Written request
Give the data below again exactly as it stands. Omit the pictures.

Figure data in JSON
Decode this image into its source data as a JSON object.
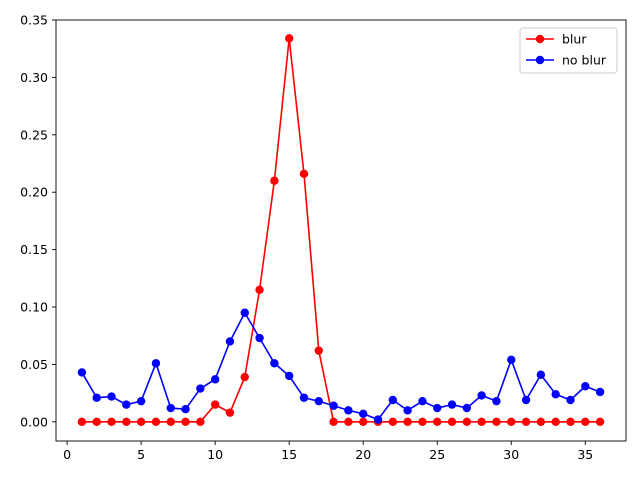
{
  "chart_data": {
    "type": "line",
    "title": "",
    "xlabel": "",
    "ylabel": "",
    "xlim": [
      -0.75,
      37.75
    ],
    "ylim": [
      -0.0167,
      0.35
    ],
    "xticks": [
      0,
      5,
      10,
      15,
      20,
      25,
      30,
      35
    ],
    "yticks": [
      0.0,
      0.05,
      0.1,
      0.15,
      0.2,
      0.25,
      0.3,
      0.35
    ],
    "ytick_labels": [
      "0.00",
      "0.05",
      "0.10",
      "0.15",
      "0.20",
      "0.25",
      "0.30",
      "0.35"
    ],
    "grid": false,
    "legend": "top-right",
    "x": [
      1,
      2,
      3,
      4,
      5,
      6,
      7,
      8,
      9,
      10,
      11,
      12,
      13,
      14,
      15,
      16,
      17,
      18,
      19,
      20,
      21,
      22,
      23,
      24,
      25,
      26,
      27,
      28,
      29,
      30,
      31,
      32,
      33,
      34,
      35,
      36
    ],
    "series": [
      {
        "name": "blur",
        "color": "#ff0000",
        "marker": "circle",
        "values": [
          0,
          0,
          0,
          0,
          0,
          0,
          0,
          0,
          0,
          0.015,
          0.008,
          0.039,
          0.115,
          0.21,
          0.334,
          0.216,
          0.062,
          0,
          0,
          0,
          0,
          0,
          0,
          0,
          0,
          0,
          0,
          0,
          0,
          0,
          0,
          0,
          0,
          0,
          0,
          0
        ]
      },
      {
        "name": "no blur",
        "color": "#0000ff",
        "marker": "circle",
        "values": [
          0.043,
          0.021,
          0.022,
          0.015,
          0.018,
          0.051,
          0.012,
          0.011,
          0.029,
          0.037,
          0.07,
          0.095,
          0.073,
          0.051,
          0.04,
          0.021,
          0.018,
          0.014,
          0.01,
          0.007,
          0.002,
          0.019,
          0.01,
          0.018,
          0.012,
          0.015,
          0.012,
          0.023,
          0.018,
          0.054,
          0.019,
          0.041,
          0.024,
          0.019,
          0.031,
          0.026
        ]
      }
    ]
  }
}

Output of the exercise
Decode this image into its source data as a JSON object.
{
  "chart_data": {
    "type": "line",
    "title": "",
    "xlabel": "",
    "ylabel": "",
    "xlim": [
      -0.75,
      37.75
    ],
    "ylim": [
      -0.0167,
      0.35
    ],
    "xticks": [
      0,
      5,
      10,
      15,
      20,
      25,
      30,
      35
    ],
    "yticks": [
      0.0,
      0.05,
      0.1,
      0.15,
      0.2,
      0.25,
      0.3,
      0.35
    ],
    "ytick_labels": [
      "0.00",
      "0.05",
      "0.10",
      "0.15",
      "0.20",
      "0.25",
      "0.30",
      "0.35"
    ],
    "grid": false,
    "legend": "top-right",
    "x": [
      1,
      2,
      3,
      4,
      5,
      6,
      7,
      8,
      9,
      10,
      11,
      12,
      13,
      14,
      15,
      16,
      17,
      18,
      19,
      20,
      21,
      22,
      23,
      24,
      25,
      26,
      27,
      28,
      29,
      30,
      31,
      32,
      33,
      34,
      35,
      36
    ],
    "series": [
      {
        "name": "blur",
        "color": "#ff0000",
        "marker": "circle",
        "values": [
          0,
          0,
          0,
          0,
          0,
          0,
          0,
          0,
          0,
          0.015,
          0.008,
          0.039,
          0.115,
          0.21,
          0.334,
          0.216,
          0.062,
          0,
          0,
          0,
          0,
          0,
          0,
          0,
          0,
          0,
          0,
          0,
          0,
          0,
          0,
          0,
          0,
          0,
          0,
          0
        ]
      },
      {
        "name": "no blur",
        "color": "#0000ff",
        "marker": "circle",
        "values": [
          0.043,
          0.021,
          0.022,
          0.015,
          0.018,
          0.051,
          0.012,
          0.011,
          0.029,
          0.037,
          0.07,
          0.095,
          0.073,
          0.051,
          0.04,
          0.021,
          0.018,
          0.014,
          0.01,
          0.007,
          0.002,
          0.019,
          0.01,
          0.018,
          0.012,
          0.015,
          0.012,
          0.023,
          0.018,
          0.054,
          0.019,
          0.041,
          0.024,
          0.019,
          0.031,
          0.026
        ]
      }
    ]
  }
}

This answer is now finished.